- [Exercises]
1) In the garden centre passage, how many people visit garden centre cafés and restaurants each year, according to HTA research?
2) Retype the garden centre passage starting with "It’s also bang" and going on through "has a café.".

─── Supplied passage

I had a double whammy view of the future this week. Let’s see what you think.
First, I visited a local garden centre. It's recently added an enormous, warehouse-sized space, around half of which is given over to a tray-service café/restaurant. It’s a light and airy, with a finger-on-the-pulse, environmentally aware sedum roof. It’s very pleasant, and the food is very good.
It’s also bang on trend. Back in February the Horticultural Trades Association (HTA) ran a conference dedicated to catering in garden centres (GC). You can hardly criticise the interest. According to HTA research, over 36 million people visit GC cafés/restaurants annually, with an average 8% increase year on year. That’s a third of GC visitors ending up in front of cup of coffee, with people choosing which GC to visit according to whether it has a café.
Of course, to reach this enormous café, I had to filter through the Christmas gifts, past clothing and a very small aisle of spring bulbs, before crossing a narrow area which displays gardening equipment. The layout doesn’t encourage you to linger, however, so you pass rapidly into the new space, past bird feed and books, sucked towards the wide mouth of the café.
Then I received Concession News, published by First Franchise, and sent out with the October edition of HTA News. First Franchise specialise in matching retail concession brands with “forward-thinking” garden centres, and the history of garden centre concessions on their website will, if you read it, probably feel very familiar, mentioning everything from The Works (books) to Yankee Candles.

──────
─── Material provided

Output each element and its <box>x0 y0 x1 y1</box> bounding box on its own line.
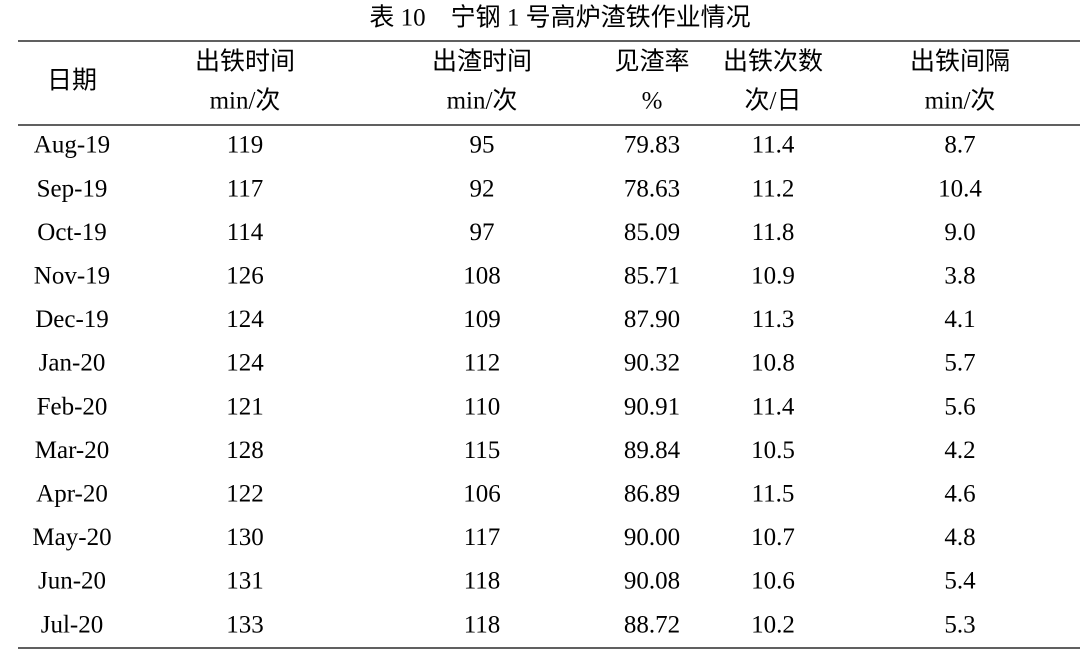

──────

- [Solutions for each task]
1) Over 36 million people.

2)
It’s also bang on trend. Back in February the Horticultural Trades Association (HTA) ran a conference dedicated to catering in garden centres (GC). You can hardly criticise the interest. According to HTA research, over 36 million people visit GC cafés/restaurants annually, with an average 8% increase year on year. That’s a third of GC visitors ending up in front of cup of coffee, with people choosing which GC to visit according to whether it has a café.